*Given entries*.
#####

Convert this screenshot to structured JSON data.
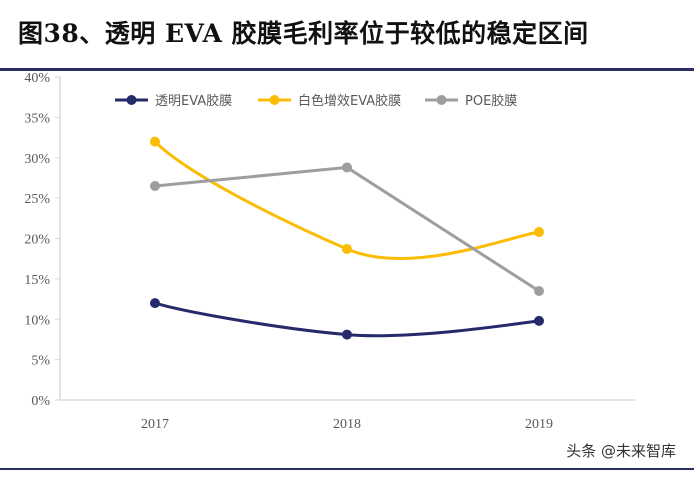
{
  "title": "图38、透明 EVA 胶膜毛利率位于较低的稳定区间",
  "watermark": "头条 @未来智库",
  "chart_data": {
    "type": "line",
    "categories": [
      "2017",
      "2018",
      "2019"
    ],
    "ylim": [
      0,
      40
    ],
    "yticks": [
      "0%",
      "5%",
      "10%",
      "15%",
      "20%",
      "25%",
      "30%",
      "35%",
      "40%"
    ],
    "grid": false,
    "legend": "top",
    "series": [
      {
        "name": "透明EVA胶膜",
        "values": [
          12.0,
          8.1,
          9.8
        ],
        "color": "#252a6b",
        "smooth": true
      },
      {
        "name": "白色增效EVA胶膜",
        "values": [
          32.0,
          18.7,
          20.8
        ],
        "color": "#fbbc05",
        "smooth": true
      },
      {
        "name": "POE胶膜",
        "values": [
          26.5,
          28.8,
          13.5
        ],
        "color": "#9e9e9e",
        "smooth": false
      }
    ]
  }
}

#####

*Problem to solve*. Copy down every line of the entries containing the word "name".

*Answer to this exercise*.
        "name": "透明EVA胶膜",
        "name": "白色增效EVA胶膜",
        "name": "POE胶膜",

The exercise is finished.